▶ Set exercise
Your task is to extract every line from the material below exactly.
+++
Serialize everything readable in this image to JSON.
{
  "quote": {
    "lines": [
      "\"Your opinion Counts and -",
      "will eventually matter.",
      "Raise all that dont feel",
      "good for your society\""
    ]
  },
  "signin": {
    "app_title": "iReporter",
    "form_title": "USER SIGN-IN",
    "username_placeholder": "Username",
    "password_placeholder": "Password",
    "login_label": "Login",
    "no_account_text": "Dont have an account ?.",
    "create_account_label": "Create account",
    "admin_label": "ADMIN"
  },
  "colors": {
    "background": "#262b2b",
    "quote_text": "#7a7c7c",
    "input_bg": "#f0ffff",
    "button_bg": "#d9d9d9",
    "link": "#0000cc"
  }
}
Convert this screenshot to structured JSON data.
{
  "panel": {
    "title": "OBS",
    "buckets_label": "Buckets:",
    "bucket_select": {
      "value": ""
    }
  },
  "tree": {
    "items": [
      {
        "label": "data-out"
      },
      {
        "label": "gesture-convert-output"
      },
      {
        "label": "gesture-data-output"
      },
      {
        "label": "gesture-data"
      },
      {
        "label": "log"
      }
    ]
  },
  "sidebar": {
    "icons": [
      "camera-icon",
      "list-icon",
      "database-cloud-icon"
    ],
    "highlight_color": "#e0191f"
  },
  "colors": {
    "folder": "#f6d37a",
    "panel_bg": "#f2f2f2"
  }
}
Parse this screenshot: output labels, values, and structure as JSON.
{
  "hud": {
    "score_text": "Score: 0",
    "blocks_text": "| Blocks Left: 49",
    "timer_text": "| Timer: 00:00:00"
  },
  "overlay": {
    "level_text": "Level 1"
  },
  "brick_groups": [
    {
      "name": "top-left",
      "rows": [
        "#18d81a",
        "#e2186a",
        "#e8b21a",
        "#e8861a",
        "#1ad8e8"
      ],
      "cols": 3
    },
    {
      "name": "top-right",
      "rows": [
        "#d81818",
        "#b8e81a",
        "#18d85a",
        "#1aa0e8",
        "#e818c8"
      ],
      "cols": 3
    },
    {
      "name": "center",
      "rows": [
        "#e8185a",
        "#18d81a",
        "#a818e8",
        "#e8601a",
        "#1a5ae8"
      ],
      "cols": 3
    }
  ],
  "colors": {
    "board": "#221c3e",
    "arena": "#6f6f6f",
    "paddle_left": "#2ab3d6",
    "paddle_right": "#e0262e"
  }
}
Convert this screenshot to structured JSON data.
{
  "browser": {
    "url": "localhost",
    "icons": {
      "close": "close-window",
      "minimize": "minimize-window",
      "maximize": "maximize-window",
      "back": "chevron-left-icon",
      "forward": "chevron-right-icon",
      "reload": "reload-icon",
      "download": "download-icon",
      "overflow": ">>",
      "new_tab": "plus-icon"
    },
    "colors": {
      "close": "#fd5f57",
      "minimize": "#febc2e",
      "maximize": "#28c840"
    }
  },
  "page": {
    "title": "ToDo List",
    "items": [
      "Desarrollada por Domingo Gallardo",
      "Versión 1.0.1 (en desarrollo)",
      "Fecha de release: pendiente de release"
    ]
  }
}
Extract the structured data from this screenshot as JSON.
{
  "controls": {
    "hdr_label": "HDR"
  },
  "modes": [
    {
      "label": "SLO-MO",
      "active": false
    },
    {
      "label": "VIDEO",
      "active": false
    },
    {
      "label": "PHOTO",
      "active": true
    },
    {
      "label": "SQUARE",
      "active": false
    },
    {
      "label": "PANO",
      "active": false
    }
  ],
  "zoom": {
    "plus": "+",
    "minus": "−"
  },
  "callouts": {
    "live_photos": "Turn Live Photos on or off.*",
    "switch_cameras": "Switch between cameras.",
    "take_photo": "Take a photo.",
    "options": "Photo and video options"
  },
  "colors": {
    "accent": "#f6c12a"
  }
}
+++
▶ Response
Serialize everything readable in this image to JSON.
{
  "quote": {
    "lines": [
      "\"Your opinion Counts and -",
      "will eventually matter.",
      "Raise all that dont feel",
      "good for your society\""
    ]
  },
  "signin": {
    "app_title": "iReporter",
    "form_title": "USER SIGN-IN",
    "username_placeholder": "Username",
    "password_placeholder": "Password",
    "login_label": "Login",
    "no_account_text": "Dont have an account ?.",
    "create_account_label": "Create account",
    "admin_label": "ADMIN"
  },
  "colors": {
    "background": "#262b2b",
    "quote_text": "#7a7c7c",
    "input_bg": "#f0ffff",
    "button_bg": "#d9d9d9",
    "link": "#0000cc"
  }
}
Convert this screenshot to structured JSON data.
{
  "panel": {
    "title": "OBS",
    "buckets_label": "Buckets:",
    "bucket_select": {
      "value": ""
    }
  },
  "tree": {
    "items": [
      {
        "label": "data-out"
      },
      {
        "label": "gesture-convert-output"
      },
      {
        "label": "gesture-data-output"
      },
      {
        "label": "gesture-data"
      },
      {
        "label": "log"
      }
    ]
  },
  "sidebar": {
    "icons": [
      "camera-icon",
      "list-icon",
      "database-cloud-icon"
    ],
    "highlight_color": "#e0191f"
  },
  "colors": {
    "folder": "#f6d37a",
    "panel_bg": "#f2f2f2"
  }
}
Parse this screenshot: output labels, values, and structure as JSON.
{
  "hud": {
    "score_text": "Score: 0",
    "blocks_text": "| Blocks Left: 49",
    "timer_text": "| Timer: 00:00:00"
  },
  "overlay": {
    "level_text": "Level 1"
  },
  "brick_groups": [
    {
      "name": "top-left",
      "rows": [
        "#18d81a",
        "#e2186a",
        "#e8b21a",
        "#e8861a",
        "#1ad8e8"
      ],
      "cols": 3
    },
    {
      "name": "top-right",
      "rows": [
        "#d81818",
        "#b8e81a",
        "#18d85a",
        "#1aa0e8",
        "#e818c8"
      ],
      "cols": 3
    },
    {
      "name": "center",
      "rows": [
        "#e8185a",
        "#18d81a",
        "#a818e8",
        "#e8601a",
        "#1a5ae8"
      ],
      "cols": 3
    }
  ],
  "colors": {
    "board": "#221c3e",
    "arena": "#6f6f6f",
    "paddle_left": "#2ab3d6",
    "paddle_right": "#e0262e"
  }
}
Convert this screenshot to structured JSON data.
{
  "browser": {
    "url": "localhost",
    "icons": {
      "close": "close-window",
      "minimize": "minimize-window",
      "maximize": "maximize-window",
      "back": "chevron-left-icon",
      "forward": "chevron-right-icon",
      "reload": "reload-icon",
      "download": "download-icon",
      "overflow": ">>",
      "new_tab": "plus-icon"
    },
    "colors": {
      "close": "#fd5f57",
      "minimize": "#febc2e",
      "maximize": "#28c840"
    }
  },
  "page": {
    "title": "ToDo List",
    "items": [
      "Desarrollada por Domingo Gallardo",
      "Versión 1.0.1 (en desarrollo)",
      "Fecha de release: pendiente de release"
    ]
  }
}
Extract the structured data from this screenshot as JSON.
{
  "controls": {
    "hdr_label": "HDR"
  },
  "modes": [
    {
      "label": "SLO-MO",
      "active": false
    },
    {
      "label": "VIDEO",
      "active": false
    },
    {
      "label": "PHOTO",
      "active": true
    },
    {
      "label": "SQUARE",
      "active": false
    },
    {
      "label": "PANO",
      "active": false
    }
  ],
  "zoom": {
    "plus": "+",
    "minus": "−"
  },
  "callouts": {
    "live_photos": "Turn Live Photos on or off.*",
    "switch_cameras": "Switch between cameras.",
    "take_photo": "Take a photo.",
    "options": "Photo and video options"
  },
  "colors": {
    "accent": "#f6c12a"
  }
}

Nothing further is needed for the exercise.